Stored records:
◇ ◇ ◇
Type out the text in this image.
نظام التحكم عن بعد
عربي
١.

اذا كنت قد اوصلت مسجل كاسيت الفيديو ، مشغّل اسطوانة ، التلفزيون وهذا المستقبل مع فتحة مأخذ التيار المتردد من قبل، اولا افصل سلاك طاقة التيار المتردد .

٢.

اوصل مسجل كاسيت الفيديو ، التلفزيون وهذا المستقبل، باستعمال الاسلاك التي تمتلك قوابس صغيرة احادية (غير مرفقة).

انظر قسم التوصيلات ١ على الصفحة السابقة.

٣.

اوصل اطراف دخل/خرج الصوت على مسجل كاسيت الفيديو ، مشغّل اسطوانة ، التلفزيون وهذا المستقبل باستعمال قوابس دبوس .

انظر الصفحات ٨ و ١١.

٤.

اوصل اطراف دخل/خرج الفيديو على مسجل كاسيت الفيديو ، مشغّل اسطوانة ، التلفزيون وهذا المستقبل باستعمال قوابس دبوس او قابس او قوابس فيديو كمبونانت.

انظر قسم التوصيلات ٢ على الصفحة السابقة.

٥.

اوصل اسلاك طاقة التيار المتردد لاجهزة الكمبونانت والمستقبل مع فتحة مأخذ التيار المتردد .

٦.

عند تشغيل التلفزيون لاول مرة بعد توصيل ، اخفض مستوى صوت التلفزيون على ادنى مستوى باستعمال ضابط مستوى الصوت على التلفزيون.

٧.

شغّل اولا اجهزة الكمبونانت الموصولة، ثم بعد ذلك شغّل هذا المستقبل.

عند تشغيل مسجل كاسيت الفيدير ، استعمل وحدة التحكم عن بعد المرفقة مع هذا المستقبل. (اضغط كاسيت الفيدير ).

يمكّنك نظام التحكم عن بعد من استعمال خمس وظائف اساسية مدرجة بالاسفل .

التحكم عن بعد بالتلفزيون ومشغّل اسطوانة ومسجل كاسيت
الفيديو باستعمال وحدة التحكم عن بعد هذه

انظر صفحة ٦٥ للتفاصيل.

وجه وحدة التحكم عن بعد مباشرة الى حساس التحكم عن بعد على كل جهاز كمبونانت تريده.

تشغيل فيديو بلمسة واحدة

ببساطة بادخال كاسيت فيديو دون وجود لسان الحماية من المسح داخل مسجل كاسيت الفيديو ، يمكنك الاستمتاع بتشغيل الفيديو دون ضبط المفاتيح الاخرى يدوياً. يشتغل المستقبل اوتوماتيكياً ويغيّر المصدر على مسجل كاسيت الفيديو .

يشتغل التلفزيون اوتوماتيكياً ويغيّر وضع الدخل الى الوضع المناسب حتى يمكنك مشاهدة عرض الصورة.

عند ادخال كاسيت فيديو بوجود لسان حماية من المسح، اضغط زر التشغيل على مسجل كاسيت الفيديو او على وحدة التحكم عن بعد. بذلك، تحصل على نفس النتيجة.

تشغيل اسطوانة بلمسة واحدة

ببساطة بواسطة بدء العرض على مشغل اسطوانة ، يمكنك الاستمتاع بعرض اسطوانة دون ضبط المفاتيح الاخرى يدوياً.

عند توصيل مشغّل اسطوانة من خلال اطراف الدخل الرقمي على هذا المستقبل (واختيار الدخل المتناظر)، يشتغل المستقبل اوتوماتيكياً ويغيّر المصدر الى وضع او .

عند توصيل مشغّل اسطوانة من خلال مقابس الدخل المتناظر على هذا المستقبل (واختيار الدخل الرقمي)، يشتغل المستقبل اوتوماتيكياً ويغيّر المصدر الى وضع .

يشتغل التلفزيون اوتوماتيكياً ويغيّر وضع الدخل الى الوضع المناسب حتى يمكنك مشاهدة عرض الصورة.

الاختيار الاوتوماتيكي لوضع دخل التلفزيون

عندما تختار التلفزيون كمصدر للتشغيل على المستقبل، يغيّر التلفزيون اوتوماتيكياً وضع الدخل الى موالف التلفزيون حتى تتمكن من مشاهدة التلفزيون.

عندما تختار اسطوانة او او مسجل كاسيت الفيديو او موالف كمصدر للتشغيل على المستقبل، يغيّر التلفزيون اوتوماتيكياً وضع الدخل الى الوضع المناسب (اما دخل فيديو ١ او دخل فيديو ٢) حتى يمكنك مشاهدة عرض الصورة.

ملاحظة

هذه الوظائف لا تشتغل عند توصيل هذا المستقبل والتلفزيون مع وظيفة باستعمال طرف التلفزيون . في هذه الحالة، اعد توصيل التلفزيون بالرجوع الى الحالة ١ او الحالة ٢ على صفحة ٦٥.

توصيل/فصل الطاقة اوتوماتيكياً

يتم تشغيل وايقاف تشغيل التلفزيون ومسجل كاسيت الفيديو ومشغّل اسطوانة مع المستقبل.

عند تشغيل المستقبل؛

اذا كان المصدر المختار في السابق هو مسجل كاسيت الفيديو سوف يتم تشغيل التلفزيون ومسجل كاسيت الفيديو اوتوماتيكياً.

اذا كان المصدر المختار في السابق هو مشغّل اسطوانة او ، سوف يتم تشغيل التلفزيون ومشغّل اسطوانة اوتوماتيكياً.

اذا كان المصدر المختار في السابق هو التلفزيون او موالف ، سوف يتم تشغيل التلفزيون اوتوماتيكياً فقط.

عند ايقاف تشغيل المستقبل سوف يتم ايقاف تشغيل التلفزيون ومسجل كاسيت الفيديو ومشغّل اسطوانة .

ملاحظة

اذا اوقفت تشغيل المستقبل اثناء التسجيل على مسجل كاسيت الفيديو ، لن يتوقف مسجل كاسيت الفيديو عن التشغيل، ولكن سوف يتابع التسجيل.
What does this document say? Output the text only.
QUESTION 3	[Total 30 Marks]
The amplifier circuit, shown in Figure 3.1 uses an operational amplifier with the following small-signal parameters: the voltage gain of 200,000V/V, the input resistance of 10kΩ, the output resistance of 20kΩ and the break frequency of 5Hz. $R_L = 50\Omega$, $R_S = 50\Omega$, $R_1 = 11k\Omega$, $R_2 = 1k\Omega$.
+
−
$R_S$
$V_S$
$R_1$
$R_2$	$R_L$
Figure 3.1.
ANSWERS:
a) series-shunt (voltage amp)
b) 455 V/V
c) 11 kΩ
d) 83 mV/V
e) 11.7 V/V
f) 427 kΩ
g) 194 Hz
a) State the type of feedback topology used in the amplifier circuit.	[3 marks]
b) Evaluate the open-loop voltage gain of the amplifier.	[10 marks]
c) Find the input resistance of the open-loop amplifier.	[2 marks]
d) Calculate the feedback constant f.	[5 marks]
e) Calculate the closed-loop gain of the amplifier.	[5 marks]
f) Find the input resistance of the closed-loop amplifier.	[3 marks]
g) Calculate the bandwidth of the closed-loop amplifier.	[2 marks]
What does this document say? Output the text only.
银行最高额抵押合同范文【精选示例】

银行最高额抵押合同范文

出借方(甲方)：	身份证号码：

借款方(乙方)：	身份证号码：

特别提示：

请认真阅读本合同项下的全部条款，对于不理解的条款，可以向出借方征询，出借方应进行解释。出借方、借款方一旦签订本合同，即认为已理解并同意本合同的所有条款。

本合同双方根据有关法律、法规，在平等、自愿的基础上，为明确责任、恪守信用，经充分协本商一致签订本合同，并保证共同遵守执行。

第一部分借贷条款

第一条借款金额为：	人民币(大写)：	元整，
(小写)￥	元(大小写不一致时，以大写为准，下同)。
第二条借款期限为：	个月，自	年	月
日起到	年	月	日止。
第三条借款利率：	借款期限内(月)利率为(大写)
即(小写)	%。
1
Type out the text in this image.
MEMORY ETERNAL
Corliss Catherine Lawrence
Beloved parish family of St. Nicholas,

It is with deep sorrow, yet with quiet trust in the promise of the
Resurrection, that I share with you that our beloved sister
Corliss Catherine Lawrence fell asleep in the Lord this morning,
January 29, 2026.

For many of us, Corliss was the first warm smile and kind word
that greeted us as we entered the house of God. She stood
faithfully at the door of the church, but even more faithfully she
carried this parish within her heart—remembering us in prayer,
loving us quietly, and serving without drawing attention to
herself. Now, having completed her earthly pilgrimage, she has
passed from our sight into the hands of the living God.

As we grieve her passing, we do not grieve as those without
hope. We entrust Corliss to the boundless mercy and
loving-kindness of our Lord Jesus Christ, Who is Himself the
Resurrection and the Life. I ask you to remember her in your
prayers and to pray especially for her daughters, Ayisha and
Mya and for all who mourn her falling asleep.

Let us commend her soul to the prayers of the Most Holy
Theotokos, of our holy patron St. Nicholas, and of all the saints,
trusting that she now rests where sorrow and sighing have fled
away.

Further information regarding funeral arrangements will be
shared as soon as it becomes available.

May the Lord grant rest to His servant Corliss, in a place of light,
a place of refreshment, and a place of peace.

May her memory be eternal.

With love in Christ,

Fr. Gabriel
◇ ◇ ◇
EXERCISE INSTRUCTIONS: Copy out every line holding the string "يمكنك".

TASK RESULT:
ببساطة بادخال كاسيت فيديو دون وجود لسان الحماية من المسح داخل مسجل كاسيت الفيديو ، يمكنك الاستمتاع بتشغيل الفيديو دون ضبط المفاتيح الاخرى يدوياً. يشتغل المستقبل اوتوماتيكياً ويغيّر المصدر على مسجل كاسيت الفيديو .
يشتغل التلفزيون اوتوماتيكياً ويغيّر وضع الدخل الى الوضع المناسب حتى يمكنك مشاهدة عرض الصورة.
ببساطة بواسطة بدء العرض على مشغل اسطوانة ، يمكنك الاستمتاع بعرض اسطوانة دون ضبط المفاتيح الاخرى يدوياً.
يشتغل التلفزيون اوتوماتيكياً ويغيّر وضع الدخل الى الوضع المناسب حتى يمكنك مشاهدة عرض الصورة.
عندما تختار اسطوانة او او مسجل كاسيت الفيديو او موالف كمصدر للتشغيل على المستقبل، يغيّر التلفزيون اوتوماتيكياً وضع الدخل الى الوضع المناسب (اما دخل فيديو ١ او دخل فيديو ٢) حتى يمكنك مشاهدة عرض الصورة.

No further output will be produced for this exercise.